Listed records =>
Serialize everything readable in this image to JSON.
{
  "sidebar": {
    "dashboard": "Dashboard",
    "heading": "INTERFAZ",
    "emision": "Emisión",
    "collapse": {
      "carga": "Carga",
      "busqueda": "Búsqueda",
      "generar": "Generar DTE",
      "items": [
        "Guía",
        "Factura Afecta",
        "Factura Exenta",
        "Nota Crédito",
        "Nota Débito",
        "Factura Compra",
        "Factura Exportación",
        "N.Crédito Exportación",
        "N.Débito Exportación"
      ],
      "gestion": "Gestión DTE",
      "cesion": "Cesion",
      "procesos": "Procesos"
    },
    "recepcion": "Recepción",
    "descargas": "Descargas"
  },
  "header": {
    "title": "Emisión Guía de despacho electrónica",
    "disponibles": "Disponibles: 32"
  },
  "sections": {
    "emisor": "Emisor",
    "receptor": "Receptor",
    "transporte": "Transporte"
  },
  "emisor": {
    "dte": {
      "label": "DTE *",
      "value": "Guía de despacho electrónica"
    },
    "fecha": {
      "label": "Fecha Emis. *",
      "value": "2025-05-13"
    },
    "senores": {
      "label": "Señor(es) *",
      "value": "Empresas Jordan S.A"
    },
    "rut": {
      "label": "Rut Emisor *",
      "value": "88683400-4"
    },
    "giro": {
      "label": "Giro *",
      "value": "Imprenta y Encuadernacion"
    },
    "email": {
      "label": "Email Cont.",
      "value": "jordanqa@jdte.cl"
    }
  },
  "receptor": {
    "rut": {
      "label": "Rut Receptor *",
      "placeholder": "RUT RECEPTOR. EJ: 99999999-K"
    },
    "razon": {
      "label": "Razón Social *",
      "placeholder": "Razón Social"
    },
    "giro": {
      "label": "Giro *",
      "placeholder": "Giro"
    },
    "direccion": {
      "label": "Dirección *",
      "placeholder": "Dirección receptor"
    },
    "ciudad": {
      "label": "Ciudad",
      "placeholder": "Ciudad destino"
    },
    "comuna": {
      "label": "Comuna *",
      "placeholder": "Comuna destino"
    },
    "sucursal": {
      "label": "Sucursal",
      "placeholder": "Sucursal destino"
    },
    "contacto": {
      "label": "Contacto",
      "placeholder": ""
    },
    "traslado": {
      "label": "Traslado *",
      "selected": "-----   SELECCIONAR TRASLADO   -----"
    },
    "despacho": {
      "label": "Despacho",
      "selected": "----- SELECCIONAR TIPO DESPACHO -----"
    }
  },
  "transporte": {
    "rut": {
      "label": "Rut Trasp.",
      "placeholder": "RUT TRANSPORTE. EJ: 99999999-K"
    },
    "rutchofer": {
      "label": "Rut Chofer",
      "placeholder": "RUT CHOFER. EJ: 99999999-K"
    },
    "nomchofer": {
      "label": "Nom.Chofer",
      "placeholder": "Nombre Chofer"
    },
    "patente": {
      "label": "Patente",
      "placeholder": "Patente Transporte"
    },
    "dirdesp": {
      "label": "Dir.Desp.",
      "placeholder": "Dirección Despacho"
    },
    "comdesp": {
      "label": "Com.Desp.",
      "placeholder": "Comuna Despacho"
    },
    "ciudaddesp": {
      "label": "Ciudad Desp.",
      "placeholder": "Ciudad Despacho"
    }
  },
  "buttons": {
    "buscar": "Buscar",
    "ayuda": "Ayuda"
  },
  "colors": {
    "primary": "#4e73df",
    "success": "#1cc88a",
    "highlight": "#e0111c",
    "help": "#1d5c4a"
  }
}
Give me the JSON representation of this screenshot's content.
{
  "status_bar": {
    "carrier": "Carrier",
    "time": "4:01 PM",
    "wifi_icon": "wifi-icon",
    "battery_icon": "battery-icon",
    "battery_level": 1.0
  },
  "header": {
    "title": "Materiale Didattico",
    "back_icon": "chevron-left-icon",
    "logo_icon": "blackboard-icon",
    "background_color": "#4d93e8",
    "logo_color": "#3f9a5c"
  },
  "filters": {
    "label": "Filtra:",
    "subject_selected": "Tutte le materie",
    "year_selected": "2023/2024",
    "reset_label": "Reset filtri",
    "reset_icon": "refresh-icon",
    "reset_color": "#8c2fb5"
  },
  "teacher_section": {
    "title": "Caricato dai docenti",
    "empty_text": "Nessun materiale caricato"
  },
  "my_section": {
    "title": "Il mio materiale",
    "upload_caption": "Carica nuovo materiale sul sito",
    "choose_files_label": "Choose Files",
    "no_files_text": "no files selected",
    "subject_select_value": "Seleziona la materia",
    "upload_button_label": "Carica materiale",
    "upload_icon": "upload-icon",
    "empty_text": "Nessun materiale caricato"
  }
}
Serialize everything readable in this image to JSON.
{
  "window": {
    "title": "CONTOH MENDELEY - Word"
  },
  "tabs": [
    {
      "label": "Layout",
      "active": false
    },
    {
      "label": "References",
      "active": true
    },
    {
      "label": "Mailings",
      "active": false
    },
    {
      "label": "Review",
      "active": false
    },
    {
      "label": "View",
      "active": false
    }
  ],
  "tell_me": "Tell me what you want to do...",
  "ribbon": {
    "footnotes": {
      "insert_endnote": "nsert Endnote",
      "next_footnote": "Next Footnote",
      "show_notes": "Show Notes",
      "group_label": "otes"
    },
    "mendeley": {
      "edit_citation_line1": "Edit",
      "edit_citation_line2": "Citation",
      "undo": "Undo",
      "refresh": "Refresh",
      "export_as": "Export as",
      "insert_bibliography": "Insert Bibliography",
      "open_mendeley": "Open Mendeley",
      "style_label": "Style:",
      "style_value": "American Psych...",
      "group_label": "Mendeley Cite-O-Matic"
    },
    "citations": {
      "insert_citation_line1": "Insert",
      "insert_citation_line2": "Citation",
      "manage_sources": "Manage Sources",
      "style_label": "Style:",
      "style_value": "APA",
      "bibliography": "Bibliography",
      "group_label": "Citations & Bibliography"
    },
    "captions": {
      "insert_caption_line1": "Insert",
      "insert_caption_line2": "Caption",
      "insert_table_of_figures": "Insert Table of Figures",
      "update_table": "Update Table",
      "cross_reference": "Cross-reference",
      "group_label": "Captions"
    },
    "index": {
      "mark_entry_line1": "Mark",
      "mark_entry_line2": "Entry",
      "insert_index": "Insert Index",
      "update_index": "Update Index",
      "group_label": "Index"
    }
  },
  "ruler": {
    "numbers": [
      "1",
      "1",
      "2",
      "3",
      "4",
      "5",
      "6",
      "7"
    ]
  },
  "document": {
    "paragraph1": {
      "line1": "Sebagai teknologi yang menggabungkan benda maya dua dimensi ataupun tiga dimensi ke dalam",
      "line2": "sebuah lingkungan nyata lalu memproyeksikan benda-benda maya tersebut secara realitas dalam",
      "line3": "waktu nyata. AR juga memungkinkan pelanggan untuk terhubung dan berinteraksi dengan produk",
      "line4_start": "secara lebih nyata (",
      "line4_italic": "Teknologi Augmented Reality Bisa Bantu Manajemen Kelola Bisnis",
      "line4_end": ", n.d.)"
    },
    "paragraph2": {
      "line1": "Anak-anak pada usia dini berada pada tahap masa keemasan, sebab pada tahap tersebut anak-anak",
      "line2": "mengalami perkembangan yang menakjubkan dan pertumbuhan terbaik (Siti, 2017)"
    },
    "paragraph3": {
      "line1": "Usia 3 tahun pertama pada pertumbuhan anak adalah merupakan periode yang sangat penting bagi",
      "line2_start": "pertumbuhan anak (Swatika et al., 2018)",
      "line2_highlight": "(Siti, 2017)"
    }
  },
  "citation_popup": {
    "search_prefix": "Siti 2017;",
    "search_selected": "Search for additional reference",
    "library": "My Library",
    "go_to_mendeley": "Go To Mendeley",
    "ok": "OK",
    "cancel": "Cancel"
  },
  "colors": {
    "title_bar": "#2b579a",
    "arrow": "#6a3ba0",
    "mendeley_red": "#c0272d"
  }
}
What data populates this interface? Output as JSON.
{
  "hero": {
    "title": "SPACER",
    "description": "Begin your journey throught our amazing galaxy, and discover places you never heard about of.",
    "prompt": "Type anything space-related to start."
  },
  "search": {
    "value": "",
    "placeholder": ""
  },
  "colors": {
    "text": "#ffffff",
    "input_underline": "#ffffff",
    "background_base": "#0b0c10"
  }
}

The exercise =>
Everything from the line that contains "What data populates" through the end of the records must be duplicated exactly, and nothing outside that range.

Task solution =>
What data populates this interface? Output as JSON.
{
  "hero": {
    "title": "SPACER",
    "description": "Begin your journey throught our amazing galaxy, and discover places you never heard about of.",
    "prompt": "Type anything space-related to start."
  },
  "search": {
    "value": "",
    "placeholder": ""
  },
  "colors": {
    "text": "#ffffff",
    "input_underline": "#ffffff",
    "background_base": "#0b0c10"
  }
}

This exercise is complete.